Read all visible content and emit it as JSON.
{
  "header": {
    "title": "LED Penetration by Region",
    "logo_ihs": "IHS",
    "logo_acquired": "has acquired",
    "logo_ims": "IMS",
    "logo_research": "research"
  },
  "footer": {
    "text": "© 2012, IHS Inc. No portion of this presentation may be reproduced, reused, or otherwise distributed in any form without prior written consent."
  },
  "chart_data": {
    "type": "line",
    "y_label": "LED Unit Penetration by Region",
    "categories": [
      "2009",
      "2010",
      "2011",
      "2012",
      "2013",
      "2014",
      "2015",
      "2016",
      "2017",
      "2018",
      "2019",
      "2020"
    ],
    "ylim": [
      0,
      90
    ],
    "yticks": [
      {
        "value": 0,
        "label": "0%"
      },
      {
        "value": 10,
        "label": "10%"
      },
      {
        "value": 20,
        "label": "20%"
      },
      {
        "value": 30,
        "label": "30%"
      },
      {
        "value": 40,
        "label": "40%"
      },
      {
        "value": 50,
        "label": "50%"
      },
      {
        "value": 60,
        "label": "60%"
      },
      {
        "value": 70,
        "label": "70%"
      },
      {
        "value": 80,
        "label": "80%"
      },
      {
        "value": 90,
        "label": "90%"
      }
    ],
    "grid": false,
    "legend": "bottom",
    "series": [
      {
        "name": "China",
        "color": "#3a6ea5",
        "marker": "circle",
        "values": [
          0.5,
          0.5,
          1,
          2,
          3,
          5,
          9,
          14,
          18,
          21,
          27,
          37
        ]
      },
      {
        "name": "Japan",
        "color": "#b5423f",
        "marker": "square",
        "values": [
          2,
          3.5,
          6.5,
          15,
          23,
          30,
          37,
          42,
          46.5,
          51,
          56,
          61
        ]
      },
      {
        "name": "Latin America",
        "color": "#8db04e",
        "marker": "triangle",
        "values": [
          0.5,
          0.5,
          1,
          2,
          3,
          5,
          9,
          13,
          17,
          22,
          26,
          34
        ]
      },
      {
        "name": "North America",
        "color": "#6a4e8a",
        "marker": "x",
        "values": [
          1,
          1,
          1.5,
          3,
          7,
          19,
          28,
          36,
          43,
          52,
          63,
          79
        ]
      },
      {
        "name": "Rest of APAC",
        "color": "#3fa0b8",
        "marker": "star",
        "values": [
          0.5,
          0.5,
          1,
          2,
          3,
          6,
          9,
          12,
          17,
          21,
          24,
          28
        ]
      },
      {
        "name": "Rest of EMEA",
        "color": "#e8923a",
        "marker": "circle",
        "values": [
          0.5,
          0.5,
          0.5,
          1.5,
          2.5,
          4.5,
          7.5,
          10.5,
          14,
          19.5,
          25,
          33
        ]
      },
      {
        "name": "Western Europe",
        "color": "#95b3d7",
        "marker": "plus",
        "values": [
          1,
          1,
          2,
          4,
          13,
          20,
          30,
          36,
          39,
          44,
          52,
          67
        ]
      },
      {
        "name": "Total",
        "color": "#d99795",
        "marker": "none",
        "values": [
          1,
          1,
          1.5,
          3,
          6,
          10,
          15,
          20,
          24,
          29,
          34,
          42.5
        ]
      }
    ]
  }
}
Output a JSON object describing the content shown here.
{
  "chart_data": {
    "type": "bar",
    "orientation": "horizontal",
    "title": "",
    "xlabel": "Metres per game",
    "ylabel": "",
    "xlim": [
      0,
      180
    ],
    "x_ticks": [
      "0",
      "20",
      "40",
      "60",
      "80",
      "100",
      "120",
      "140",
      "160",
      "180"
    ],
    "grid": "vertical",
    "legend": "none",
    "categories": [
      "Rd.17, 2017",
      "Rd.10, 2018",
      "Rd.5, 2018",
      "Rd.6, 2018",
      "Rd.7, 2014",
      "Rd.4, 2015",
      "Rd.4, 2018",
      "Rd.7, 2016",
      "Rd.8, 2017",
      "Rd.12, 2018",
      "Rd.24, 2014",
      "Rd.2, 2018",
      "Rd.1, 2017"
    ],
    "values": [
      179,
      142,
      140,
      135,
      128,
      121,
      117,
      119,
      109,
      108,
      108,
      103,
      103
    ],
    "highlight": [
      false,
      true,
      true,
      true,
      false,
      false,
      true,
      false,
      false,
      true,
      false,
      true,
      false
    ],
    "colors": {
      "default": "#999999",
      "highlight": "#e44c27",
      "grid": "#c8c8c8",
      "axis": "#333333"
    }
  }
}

———

▶ BRIEF:
All of the records must be retyped exactly as they are.

▶ RESULT OF THIS TASK:
Read all visible content and emit it as JSON.
{
  "header": {
    "title": "LED Penetration by Region",
    "logo_ihs": "IHS",
    "logo_acquired": "has acquired",
    "logo_ims": "IMS",
    "logo_research": "research"
  },
  "footer": {
    "text": "© 2012, IHS Inc. No portion of this presentation may be reproduced, reused, or otherwise distributed in any form without prior written consent."
  },
  "chart_data": {
    "type": "line",
    "y_label": "LED Unit Penetration by Region",
    "categories": [
      "2009",
      "2010",
      "2011",
      "2012",
      "2013",
      "2014",
      "2015",
      "2016",
      "2017",
      "2018",
      "2019",
      "2020"
    ],
    "ylim": [
      0,
      90
    ],
    "yticks": [
      {
        "value": 0,
        "label": "0%"
      },
      {
        "value": 10,
        "label": "10%"
      },
      {
        "value": 20,
        "label": "20%"
      },
      {
        "value": 30,
        "label": "30%"
      },
      {
        "value": 40,
        "label": "40%"
      },
      {
        "value": 50,
        "label": "50%"
      },
      {
        "value": 60,
        "label": "60%"
      },
      {
        "value": 70,
        "label": "70%"
      },
      {
        "value": 80,
        "label": "80%"
      },
      {
        "value": 90,
        "label": "90%"
      }
    ],
    "grid": false,
    "legend": "bottom",
    "series": [
      {
        "name": "China",
        "color": "#3a6ea5",
        "marker": "circle",
        "values": [
          0.5,
          0.5,
          1,
          2,
          3,
          5,
          9,
          14,
          18,
          21,
          27,
          37
        ]
      },
      {
        "name": "Japan",
        "color": "#b5423f",
        "marker": "square",
        "values": [
          2,
          3.5,
          6.5,
          15,
          23,
          30,
          37,
          42,
          46.5,
          51,
          56,
          61
        ]
      },
      {
        "name": "Latin America",
        "color": "#8db04e",
        "marker": "triangle",
        "values": [
          0.5,
          0.5,
          1,
          2,
          3,
          5,
          9,
          13,
          17,
          22,
          26,
          34
        ]
      },
      {
        "name": "North America",
        "color": "#6a4e8a",
        "marker": "x",
        "values": [
          1,
          1,
          1.5,
          3,
          7,
          19,
          28,
          36,
          43,
          52,
          63,
          79
        ]
      },
      {
        "name": "Rest of APAC",
        "color": "#3fa0b8",
        "marker": "star",
        "values": [
          0.5,
          0.5,
          1,
          2,
          3,
          6,
          9,
          12,
          17,
          21,
          24,
          28
        ]
      },
      {
        "name": "Rest of EMEA",
        "color": "#e8923a",
        "marker": "circle",
        "values": [
          0.5,
          0.5,
          0.5,
          1.5,
          2.5,
          4.5,
          7.5,
          10.5,
          14,
          19.5,
          25,
          33
        ]
      },
      {
        "name": "Western Europe",
        "color": "#95b3d7",
        "marker": "plus",
        "values": [
          1,
          1,
          2,
          4,
          13,
          20,
          30,
          36,
          39,
          44,
          52,
          67
        ]
      },
      {
        "name": "Total",
        "color": "#d99795",
        "marker": "none",
        "values": [
          1,
          1,
          1.5,
          3,
          6,
          10,
          15,
          20,
          24,
          29,
          34,
          42.5
        ]
      }
    ]
  }
}
Output a JSON object describing the content shown here.
{
  "chart_data": {
    "type": "bar",
    "orientation": "horizontal",
    "title": "",
    "xlabel": "Metres per game",
    "ylabel": "",
    "xlim": [
      0,
      180
    ],
    "x_ticks": [
      "0",
      "20",
      "40",
      "60",
      "80",
      "100",
      "120",
      "140",
      "160",
      "180"
    ],
    "grid": "vertical",
    "legend": "none",
    "categories": [
      "Rd.17, 2017",
      "Rd.10, 2018",
      "Rd.5, 2018",
      "Rd.6, 2018",
      "Rd.7, 2014",
      "Rd.4, 2015",
      "Rd.4, 2018",
      "Rd.7, 2016",
      "Rd.8, 2017",
      "Rd.12, 2018",
      "Rd.24, 2014",
      "Rd.2, 2018",
      "Rd.1, 2017"
    ],
    "values": [
      179,
      142,
      140,
      135,
      128,
      121,
      117,
      119,
      109,
      108,
      108,
      103,
      103
    ],
    "highlight": [
      false,
      true,
      true,
      true,
      false,
      false,
      true,
      false,
      false,
      true,
      false,
      true,
      false
    ],
    "colors": {
      "default": "#999999",
      "highlight": "#e44c27",
      "grid": "#c8c8c8",
      "axis": "#333333"
    }
  }
}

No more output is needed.